**Dataset entries:**
[START]
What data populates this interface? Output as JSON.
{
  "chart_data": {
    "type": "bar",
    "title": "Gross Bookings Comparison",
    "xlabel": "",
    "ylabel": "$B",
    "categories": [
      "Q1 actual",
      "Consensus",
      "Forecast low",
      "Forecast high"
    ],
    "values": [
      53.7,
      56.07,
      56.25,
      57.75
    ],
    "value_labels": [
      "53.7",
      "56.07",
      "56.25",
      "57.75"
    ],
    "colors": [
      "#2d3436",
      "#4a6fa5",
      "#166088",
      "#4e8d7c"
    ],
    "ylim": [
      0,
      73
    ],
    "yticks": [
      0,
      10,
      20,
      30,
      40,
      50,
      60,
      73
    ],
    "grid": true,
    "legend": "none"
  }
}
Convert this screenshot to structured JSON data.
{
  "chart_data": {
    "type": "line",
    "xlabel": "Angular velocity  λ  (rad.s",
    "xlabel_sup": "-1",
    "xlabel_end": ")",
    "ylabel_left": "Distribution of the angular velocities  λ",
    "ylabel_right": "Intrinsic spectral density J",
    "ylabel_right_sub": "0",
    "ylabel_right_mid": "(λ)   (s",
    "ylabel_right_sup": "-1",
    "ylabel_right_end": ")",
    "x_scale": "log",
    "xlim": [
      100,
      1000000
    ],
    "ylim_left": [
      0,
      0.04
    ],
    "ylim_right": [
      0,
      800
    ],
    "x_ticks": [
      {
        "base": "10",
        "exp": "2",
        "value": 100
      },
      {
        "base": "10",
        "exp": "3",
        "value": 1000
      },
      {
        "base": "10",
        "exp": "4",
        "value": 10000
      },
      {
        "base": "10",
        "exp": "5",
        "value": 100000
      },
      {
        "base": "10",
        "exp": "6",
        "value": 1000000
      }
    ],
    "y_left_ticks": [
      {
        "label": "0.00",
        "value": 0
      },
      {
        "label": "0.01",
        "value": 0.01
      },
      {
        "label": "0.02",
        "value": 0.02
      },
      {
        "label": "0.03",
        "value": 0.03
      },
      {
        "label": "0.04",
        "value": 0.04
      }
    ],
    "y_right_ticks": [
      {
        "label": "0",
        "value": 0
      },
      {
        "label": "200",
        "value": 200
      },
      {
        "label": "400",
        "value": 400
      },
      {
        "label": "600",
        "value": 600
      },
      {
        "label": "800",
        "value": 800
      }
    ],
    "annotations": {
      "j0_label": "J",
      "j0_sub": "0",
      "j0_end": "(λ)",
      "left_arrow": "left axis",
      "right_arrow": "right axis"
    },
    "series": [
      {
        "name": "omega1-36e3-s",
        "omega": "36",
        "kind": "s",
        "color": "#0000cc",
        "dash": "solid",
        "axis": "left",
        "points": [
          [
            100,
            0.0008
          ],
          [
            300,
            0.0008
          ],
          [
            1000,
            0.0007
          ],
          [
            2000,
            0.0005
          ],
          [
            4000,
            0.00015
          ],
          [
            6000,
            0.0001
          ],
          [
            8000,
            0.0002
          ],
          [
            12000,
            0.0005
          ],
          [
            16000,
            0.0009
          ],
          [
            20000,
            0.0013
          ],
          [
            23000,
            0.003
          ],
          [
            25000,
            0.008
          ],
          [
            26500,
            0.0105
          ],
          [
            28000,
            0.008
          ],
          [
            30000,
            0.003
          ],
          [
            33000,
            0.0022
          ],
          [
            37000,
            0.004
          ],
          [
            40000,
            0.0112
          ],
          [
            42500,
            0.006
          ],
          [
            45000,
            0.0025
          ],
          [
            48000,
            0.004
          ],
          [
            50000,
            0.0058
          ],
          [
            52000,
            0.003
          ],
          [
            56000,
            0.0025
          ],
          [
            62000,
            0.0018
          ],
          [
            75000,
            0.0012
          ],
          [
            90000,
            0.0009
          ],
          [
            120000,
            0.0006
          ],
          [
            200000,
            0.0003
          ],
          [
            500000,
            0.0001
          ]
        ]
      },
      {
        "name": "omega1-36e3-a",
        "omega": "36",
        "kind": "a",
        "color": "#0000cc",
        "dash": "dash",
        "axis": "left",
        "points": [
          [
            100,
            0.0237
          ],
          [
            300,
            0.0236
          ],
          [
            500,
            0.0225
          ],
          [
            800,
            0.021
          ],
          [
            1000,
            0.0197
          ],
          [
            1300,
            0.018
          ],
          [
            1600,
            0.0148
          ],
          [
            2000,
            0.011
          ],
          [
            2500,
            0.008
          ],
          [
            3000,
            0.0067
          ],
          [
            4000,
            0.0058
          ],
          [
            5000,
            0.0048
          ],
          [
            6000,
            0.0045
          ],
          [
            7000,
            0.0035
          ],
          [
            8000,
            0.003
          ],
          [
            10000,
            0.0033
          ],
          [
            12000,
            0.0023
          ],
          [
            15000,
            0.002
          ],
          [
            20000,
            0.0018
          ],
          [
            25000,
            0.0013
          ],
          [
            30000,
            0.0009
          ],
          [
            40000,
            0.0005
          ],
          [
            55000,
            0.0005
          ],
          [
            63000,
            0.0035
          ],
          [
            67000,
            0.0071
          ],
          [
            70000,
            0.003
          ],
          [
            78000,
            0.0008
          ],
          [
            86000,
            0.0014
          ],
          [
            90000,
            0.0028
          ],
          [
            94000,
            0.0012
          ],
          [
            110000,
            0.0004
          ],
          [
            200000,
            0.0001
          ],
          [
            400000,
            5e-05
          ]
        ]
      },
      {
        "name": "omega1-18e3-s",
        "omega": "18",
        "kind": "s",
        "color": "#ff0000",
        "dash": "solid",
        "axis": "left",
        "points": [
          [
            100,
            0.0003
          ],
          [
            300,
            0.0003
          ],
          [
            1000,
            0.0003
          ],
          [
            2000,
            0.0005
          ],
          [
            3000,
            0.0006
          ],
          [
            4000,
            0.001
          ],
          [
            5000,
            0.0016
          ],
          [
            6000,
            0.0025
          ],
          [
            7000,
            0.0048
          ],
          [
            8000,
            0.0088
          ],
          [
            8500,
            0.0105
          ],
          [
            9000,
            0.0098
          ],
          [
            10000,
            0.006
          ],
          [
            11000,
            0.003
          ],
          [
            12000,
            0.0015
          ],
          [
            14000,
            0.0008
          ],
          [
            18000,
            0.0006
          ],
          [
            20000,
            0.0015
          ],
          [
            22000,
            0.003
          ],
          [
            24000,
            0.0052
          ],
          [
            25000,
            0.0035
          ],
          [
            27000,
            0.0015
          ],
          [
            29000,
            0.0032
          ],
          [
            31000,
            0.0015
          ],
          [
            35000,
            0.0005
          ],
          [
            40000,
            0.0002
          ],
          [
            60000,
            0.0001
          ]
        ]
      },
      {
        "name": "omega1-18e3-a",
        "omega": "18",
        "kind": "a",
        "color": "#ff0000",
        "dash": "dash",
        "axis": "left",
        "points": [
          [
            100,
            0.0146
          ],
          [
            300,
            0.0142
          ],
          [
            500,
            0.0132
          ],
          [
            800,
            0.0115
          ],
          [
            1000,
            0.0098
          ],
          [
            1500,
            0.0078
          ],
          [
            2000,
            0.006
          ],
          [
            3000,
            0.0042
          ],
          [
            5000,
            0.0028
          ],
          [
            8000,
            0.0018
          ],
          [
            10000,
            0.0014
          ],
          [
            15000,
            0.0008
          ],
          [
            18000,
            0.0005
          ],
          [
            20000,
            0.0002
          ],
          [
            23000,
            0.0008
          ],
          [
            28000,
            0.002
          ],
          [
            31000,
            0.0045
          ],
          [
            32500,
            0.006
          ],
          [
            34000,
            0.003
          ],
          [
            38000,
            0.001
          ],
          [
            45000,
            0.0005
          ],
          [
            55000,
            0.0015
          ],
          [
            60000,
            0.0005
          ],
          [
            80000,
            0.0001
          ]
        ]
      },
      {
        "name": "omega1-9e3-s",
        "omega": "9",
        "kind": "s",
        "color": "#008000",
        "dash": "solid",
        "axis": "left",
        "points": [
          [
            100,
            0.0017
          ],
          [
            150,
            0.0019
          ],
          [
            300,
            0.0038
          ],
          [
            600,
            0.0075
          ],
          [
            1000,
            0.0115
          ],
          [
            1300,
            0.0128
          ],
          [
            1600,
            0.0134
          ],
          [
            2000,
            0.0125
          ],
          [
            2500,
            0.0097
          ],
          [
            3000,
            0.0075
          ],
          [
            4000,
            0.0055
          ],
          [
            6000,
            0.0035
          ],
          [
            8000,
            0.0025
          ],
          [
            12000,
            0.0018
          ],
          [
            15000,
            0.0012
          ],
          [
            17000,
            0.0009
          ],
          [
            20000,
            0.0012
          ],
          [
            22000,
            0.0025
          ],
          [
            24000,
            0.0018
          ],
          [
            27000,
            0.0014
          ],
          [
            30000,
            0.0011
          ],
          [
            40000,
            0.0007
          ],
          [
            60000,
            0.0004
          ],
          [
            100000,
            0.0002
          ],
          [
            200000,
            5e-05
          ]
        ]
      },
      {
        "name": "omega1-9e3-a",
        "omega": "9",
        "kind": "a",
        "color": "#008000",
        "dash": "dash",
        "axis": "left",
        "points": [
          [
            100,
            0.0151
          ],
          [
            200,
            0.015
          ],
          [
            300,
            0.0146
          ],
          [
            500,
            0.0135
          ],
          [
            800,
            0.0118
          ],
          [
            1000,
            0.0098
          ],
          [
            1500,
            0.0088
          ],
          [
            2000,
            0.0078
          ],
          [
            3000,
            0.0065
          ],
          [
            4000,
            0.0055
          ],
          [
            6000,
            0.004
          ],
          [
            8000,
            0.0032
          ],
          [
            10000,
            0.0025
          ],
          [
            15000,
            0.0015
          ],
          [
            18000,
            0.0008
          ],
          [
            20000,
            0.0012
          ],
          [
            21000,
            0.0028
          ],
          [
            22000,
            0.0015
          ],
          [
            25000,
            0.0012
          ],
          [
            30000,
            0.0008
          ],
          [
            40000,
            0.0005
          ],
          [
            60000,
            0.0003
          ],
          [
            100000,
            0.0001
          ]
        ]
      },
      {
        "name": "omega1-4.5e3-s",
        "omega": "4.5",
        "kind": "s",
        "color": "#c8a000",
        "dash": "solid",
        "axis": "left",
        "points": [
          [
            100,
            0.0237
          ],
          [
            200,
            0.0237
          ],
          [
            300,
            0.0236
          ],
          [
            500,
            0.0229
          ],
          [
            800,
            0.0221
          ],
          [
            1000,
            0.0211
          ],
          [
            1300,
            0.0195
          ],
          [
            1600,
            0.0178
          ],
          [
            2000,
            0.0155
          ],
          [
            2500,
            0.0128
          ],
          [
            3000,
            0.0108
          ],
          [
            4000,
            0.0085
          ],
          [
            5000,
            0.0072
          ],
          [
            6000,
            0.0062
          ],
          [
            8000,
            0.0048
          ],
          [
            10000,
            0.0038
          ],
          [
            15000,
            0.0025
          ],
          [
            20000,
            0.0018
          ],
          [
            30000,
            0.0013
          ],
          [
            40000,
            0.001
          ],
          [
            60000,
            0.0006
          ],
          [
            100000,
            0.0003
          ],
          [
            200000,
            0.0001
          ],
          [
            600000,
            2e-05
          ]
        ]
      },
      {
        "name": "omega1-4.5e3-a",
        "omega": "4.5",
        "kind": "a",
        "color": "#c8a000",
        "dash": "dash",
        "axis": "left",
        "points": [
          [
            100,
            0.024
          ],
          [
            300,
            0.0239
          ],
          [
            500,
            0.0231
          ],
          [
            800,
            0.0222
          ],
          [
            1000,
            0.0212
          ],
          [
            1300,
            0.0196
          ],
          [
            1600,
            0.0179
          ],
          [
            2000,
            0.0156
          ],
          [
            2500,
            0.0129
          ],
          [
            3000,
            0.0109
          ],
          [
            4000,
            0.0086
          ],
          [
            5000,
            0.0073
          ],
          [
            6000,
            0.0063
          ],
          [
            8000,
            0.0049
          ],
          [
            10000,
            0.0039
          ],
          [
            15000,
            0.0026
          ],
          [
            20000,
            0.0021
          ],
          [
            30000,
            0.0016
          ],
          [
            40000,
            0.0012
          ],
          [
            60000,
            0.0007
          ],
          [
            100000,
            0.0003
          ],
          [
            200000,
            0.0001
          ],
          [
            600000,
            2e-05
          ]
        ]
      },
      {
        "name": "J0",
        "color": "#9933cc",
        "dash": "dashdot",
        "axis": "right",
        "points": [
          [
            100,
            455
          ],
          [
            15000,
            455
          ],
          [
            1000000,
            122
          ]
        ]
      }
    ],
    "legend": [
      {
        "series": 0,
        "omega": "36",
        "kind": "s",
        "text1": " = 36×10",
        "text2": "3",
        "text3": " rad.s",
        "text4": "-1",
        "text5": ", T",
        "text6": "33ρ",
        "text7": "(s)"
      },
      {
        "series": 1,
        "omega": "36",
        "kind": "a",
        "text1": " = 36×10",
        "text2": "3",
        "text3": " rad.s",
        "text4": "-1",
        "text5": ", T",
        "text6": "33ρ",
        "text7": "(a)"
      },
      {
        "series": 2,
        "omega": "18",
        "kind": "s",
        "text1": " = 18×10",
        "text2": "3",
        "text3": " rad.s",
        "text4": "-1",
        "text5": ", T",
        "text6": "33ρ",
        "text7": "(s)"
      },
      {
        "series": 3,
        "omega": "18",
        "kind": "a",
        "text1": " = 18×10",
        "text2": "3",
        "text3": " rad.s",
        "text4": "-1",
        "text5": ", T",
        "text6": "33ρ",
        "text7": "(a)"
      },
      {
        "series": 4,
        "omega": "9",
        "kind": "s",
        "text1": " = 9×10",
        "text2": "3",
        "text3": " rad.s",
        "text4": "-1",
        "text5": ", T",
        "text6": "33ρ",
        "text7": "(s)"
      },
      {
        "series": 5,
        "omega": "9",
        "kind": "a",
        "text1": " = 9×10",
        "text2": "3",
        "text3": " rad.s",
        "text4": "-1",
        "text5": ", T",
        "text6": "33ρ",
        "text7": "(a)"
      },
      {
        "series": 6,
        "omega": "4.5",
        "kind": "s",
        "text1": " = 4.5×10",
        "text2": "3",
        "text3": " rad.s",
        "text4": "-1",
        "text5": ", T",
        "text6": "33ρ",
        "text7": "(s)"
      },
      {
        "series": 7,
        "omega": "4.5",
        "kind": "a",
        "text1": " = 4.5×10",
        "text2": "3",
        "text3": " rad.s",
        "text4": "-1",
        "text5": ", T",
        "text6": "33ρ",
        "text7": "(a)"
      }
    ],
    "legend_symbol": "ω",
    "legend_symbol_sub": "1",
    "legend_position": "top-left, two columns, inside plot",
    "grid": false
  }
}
[END]
**Your goal:**
Give the number of lines that hold the word "JSON" in these records, with nothing added.

**Output of the task:**
2